_WORKING DATA:_
◇ ◇ ◇ ◇ ◇
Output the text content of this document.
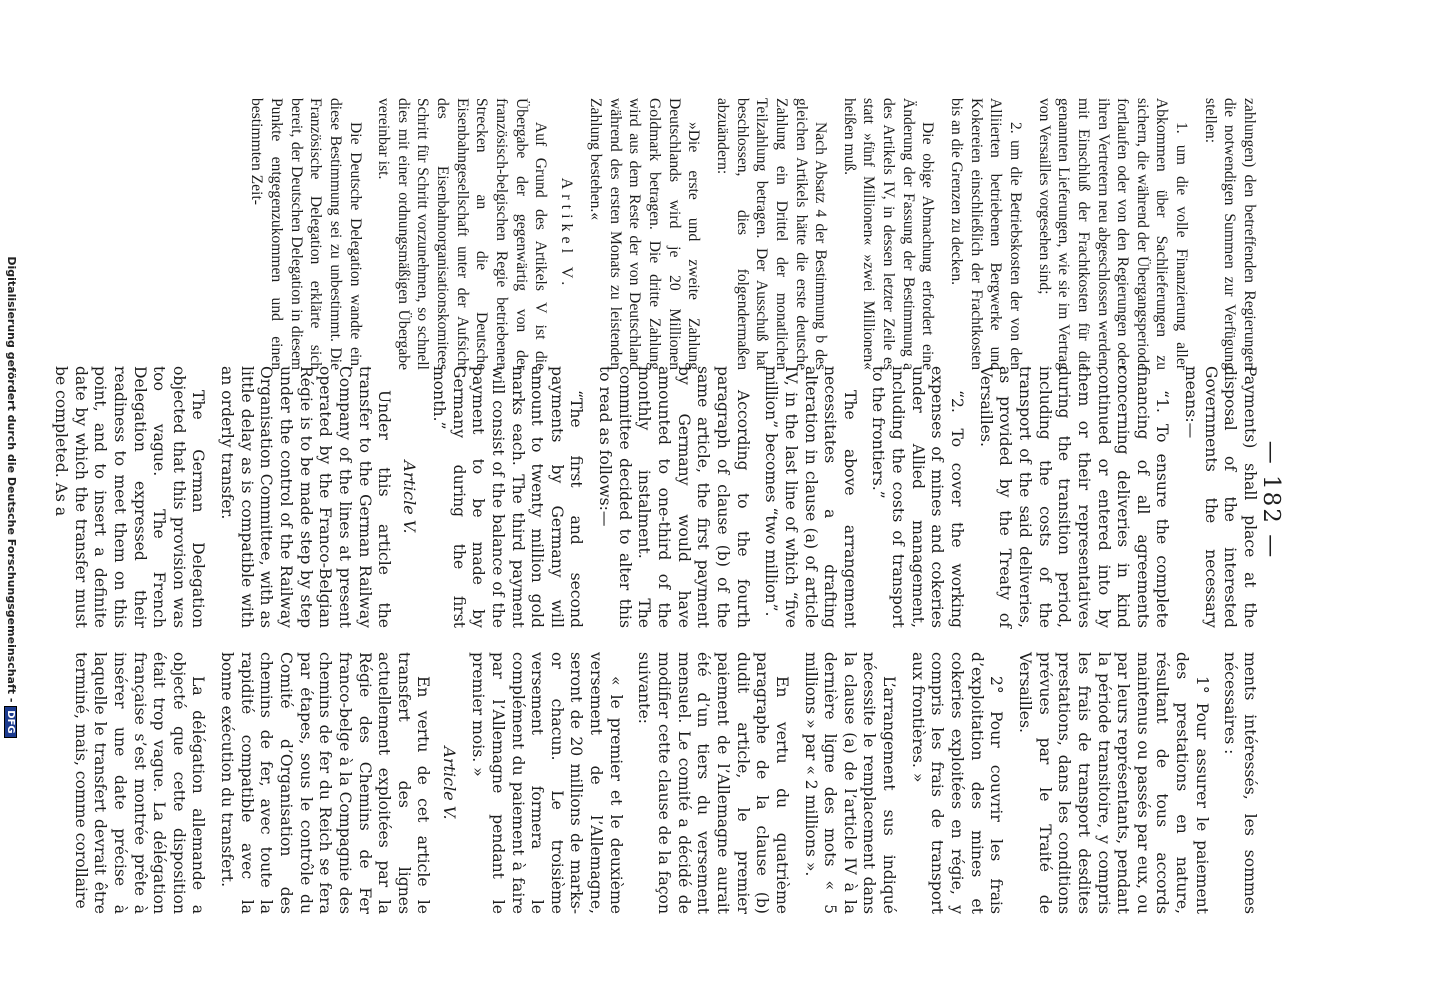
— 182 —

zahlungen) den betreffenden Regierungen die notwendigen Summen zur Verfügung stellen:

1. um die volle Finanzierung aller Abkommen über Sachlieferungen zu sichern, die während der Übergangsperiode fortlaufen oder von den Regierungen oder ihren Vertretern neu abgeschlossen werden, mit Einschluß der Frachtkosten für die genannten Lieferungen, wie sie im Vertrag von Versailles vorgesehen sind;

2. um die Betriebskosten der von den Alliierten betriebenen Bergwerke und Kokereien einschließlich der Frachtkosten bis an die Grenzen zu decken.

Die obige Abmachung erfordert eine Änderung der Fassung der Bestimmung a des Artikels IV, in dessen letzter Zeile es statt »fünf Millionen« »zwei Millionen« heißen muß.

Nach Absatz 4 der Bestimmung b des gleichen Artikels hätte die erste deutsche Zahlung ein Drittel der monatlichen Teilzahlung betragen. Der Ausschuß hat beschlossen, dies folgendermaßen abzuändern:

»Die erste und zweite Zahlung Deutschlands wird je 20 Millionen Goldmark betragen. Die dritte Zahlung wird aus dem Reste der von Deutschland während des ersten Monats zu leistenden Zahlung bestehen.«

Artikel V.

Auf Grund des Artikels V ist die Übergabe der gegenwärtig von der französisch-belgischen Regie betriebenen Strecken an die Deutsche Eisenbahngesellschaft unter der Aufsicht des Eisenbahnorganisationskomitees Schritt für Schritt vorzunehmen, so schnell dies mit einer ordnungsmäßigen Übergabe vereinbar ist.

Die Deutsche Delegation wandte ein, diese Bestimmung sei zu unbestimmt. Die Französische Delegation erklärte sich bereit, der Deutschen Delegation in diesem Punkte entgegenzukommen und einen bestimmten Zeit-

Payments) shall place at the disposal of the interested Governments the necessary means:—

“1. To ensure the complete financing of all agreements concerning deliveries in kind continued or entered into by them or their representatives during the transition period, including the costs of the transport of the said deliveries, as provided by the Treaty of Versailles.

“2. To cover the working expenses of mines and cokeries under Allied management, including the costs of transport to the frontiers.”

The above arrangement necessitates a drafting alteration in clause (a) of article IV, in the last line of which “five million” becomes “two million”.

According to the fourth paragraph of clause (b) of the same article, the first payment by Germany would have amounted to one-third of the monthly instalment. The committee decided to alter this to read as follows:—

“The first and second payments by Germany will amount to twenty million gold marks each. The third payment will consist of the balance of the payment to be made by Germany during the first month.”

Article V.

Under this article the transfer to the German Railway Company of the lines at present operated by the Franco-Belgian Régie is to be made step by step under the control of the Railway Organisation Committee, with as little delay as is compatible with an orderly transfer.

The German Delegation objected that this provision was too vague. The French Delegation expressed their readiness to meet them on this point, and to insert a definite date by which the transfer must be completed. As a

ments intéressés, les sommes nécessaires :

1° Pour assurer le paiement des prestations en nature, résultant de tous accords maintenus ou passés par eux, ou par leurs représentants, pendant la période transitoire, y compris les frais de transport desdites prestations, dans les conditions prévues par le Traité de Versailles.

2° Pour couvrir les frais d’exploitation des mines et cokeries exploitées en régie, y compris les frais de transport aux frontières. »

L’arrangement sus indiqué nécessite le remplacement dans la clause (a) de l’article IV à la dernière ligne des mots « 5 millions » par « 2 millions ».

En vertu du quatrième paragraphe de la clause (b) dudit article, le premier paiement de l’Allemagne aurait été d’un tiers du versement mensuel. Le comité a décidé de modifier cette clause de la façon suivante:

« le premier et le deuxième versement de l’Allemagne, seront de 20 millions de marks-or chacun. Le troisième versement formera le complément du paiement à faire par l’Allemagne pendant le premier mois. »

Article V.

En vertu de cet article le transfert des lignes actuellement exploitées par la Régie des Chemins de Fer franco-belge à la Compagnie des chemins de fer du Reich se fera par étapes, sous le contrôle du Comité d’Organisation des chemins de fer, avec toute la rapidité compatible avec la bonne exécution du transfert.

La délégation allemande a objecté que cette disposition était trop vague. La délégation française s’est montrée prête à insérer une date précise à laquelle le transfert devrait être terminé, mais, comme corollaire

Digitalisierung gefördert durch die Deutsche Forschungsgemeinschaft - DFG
◇ ◇ ◇ ◇ ◇
_PROBLEM DETAILS:_
Nothing in the entries above should change when they are printed again, except that the pictures are dropped.

_ANSWER TO THE TASK:_
Output the text content of this document.
— 182 —

zahlungen) den betreffenden Regierungen die notwendigen Summen zur Verfügung stellen:

1. um die volle Finanzierung aller Abkommen über Sachlieferungen zu sichern, die während der Übergangsperiode fortlaufen oder von den Regierungen oder ihren Vertretern neu abgeschlossen werden, mit Einschluß der Frachtkosten für die genannten Lieferungen, wie sie im Vertrag von Versailles vorgesehen sind;

2. um die Betriebskosten der von den Alliierten betriebenen Bergwerke und Kokereien einschließlich der Frachtkosten bis an die Grenzen zu decken.

Die obige Abmachung erfordert eine Änderung der Fassung der Bestimmung a des Artikels IV, in dessen letzter Zeile es statt »fünf Millionen« »zwei Millionen« heißen muß.

Nach Absatz 4 der Bestimmung b des gleichen Artikels hätte die erste deutsche Zahlung ein Drittel der monatlichen Teilzahlung betragen. Der Ausschuß hat beschlossen, dies folgendermaßen abzuändern:

»Die erste und zweite Zahlung Deutschlands wird je 20 Millionen Goldmark betragen. Die dritte Zahlung wird aus dem Reste der von Deutschland während des ersten Monats zu leistenden Zahlung bestehen.«

Artikel V.

Auf Grund des Artikels V ist die Übergabe der gegenwärtig von der französisch-belgischen Regie betriebenen Strecken an die Deutsche Eisenbahngesellschaft unter der Aufsicht des Eisenbahnorganisationskomitees Schritt für Schritt vorzunehmen, so schnell dies mit einer ordnungsmäßigen Übergabe vereinbar ist.

Die Deutsche Delegation wandte ein, diese Bestimmung sei zu unbestimmt. Die Französische Delegation erklärte sich bereit, der Deutschen Delegation in diesem Punkte entgegenzukommen und einen bestimmten Zeit-

Payments) shall place at the disposal of the interested Governments the necessary means:—

“1. To ensure the complete financing of all agreements concerning deliveries in kind continued or entered into by them or their representatives during the transition period, including the costs of the transport of the said deliveries, as provided by the Treaty of Versailles.

“2. To cover the working expenses of mines and cokeries under Allied management, including the costs of transport to the frontiers.”

The above arrangement necessitates a drafting alteration in clause (a) of article IV, in the last line of which “five million” becomes “two million”.

According to the fourth paragraph of clause (b) of the same article, the first payment by Germany would have amounted to one-third of the monthly instalment. The committee decided to alter this to read as follows:—

“The first and second payments by Germany will amount to twenty million gold marks each. The third payment will consist of the balance of the payment to be made by Germany during the first month.”

Article V.

Under this article the transfer to the German Railway Company of the lines at present operated by the Franco-Belgian Régie is to be made step by step under the control of the Railway Organisation Committee, with as little delay as is compatible with an orderly transfer.

The German Delegation objected that this provision was too vague. The French Delegation expressed their readiness to meet them on this point, and to insert a definite date by which the transfer must be completed. As a

ments intéressés, les sommes nécessaires :

1° Pour assurer le paiement des prestations en nature, résultant de tous accords maintenus ou passés par eux, ou par leurs représentants, pendant la période transitoire, y compris les frais de transport desdites prestations, dans les conditions prévues par le Traité de Versailles.

2° Pour couvrir les frais d’exploitation des mines et cokeries exploitées en régie, y compris les frais de transport aux frontières. »

L’arrangement sus indiqué nécessite le remplacement dans la clause (a) de l’article IV à la dernière ligne des mots « 5 millions » par « 2 millions ».

En vertu du quatrième paragraphe de la clause (b) dudit article, le premier paiement de l’Allemagne aurait été d’un tiers du versement mensuel. Le comité a décidé de modifier cette clause de la façon suivante:

« le premier et le deuxième versement de l’Allemagne, seront de 20 millions de marks-or chacun. Le troisième versement formera le complément du paiement à faire par l’Allemagne pendant le premier mois. »

Article V.

En vertu de cet article le transfert des lignes actuellement exploitées par la Régie des Chemins de Fer franco-belge à la Compagnie des chemins de fer du Reich se fera par étapes, sous le contrôle du Comité d’Organisation des chemins de fer, avec toute la rapidité compatible avec la bonne exécution du transfert.

La délégation allemande a objecté que cette disposition était trop vague. La délégation française s’est montrée prête à insérer une date précise à laquelle le transfert devrait être terminé, mais, comme corollaire

Digitalisierung gefördert durch die Deutsche Forschungsgemeinschaft - DFG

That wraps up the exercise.